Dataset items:
********
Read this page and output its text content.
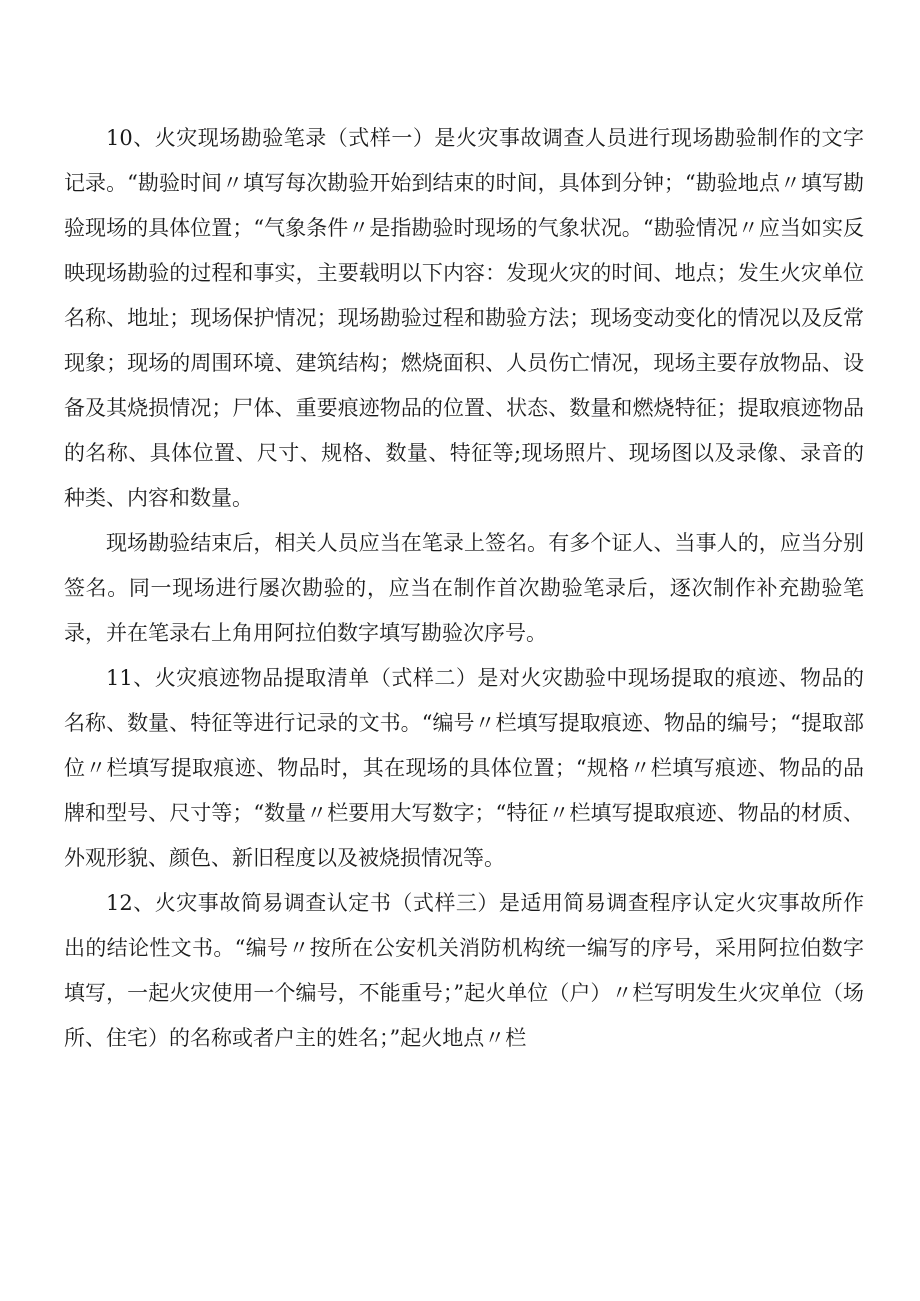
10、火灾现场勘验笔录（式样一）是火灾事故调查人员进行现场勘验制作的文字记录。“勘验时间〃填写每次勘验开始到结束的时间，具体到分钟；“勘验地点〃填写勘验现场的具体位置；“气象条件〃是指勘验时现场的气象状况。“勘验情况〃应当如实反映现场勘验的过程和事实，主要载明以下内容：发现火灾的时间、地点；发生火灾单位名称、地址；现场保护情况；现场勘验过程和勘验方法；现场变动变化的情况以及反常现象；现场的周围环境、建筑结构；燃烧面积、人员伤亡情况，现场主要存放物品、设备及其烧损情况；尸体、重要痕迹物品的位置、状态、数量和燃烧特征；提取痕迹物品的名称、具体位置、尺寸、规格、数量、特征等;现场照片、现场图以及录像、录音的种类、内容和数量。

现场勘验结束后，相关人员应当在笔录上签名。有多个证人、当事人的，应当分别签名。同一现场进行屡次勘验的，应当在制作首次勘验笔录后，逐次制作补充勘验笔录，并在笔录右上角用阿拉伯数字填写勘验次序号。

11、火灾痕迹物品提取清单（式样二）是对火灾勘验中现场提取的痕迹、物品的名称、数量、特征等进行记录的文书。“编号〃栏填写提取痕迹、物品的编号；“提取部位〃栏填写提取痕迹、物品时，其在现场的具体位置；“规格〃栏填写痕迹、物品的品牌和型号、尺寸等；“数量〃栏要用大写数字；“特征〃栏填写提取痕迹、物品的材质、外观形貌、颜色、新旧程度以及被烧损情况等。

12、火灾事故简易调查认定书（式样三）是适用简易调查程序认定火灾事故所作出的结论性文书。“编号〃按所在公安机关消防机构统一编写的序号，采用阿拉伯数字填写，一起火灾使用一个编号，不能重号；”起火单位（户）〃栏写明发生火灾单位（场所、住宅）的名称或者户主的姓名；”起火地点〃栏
********
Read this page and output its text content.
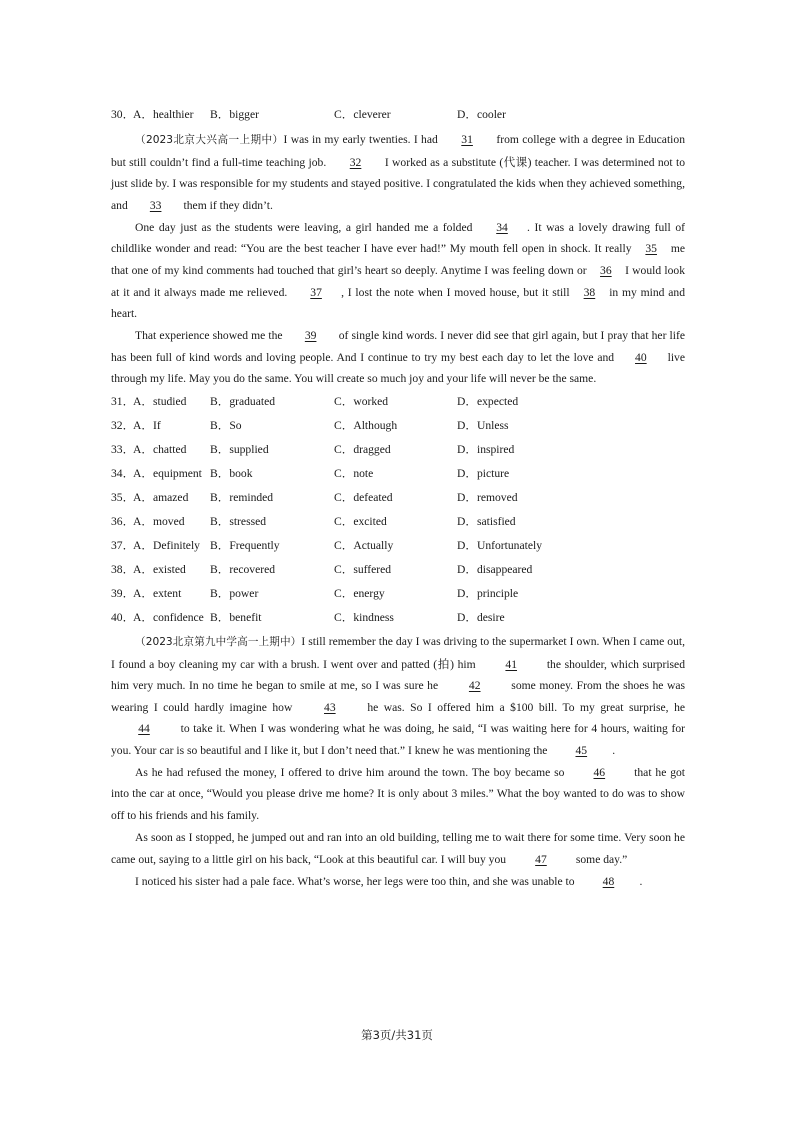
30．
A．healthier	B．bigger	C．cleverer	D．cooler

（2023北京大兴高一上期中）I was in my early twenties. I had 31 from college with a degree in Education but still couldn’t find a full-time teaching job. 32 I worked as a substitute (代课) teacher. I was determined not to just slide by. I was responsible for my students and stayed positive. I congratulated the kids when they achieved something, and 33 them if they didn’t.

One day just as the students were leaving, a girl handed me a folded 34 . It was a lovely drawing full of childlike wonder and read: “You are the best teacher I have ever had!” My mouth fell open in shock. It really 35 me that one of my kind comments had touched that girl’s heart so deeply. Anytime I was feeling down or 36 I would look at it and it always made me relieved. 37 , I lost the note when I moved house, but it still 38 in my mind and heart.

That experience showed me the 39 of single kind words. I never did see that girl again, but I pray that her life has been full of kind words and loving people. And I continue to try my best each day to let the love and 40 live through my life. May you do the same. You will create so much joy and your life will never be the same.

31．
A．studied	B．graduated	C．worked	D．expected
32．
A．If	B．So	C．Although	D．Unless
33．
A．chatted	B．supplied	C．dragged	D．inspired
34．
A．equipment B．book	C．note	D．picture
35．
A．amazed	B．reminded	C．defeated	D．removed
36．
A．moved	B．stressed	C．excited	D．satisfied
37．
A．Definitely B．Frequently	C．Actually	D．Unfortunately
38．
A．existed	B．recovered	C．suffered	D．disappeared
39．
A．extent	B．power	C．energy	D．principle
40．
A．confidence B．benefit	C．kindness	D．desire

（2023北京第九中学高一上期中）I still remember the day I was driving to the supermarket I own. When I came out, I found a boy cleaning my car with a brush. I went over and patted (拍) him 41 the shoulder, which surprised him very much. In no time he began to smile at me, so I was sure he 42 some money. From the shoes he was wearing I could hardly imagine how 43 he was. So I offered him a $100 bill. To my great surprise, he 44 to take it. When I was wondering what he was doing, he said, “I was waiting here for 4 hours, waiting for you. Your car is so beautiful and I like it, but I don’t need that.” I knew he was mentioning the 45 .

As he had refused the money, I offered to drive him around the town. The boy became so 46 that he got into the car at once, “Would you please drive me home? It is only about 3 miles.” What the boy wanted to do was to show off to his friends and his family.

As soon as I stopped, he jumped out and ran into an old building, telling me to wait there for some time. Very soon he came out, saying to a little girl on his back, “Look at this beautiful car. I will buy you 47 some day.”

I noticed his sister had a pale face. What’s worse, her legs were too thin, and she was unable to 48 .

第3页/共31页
********
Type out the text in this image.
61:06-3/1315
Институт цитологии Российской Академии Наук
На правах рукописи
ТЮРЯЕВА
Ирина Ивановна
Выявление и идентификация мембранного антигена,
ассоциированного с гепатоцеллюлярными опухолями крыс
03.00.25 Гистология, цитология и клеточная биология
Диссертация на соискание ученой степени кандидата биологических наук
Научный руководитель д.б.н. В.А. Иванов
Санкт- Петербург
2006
********
— WHAT THE TASK REQUIRES —
From the listing above, copy all lines holding the word "this".

— TASK RESULT —
Read this page and output its text content.
Read this page and output its text content.
As soon as I stopped, he jumped out and ran into an old building, telling me to wait there for some time. Very soon he came out, saying to a little girl on his back, “Look at this beautiful car. I will buy you 47 some day.”
Type out the text in this image.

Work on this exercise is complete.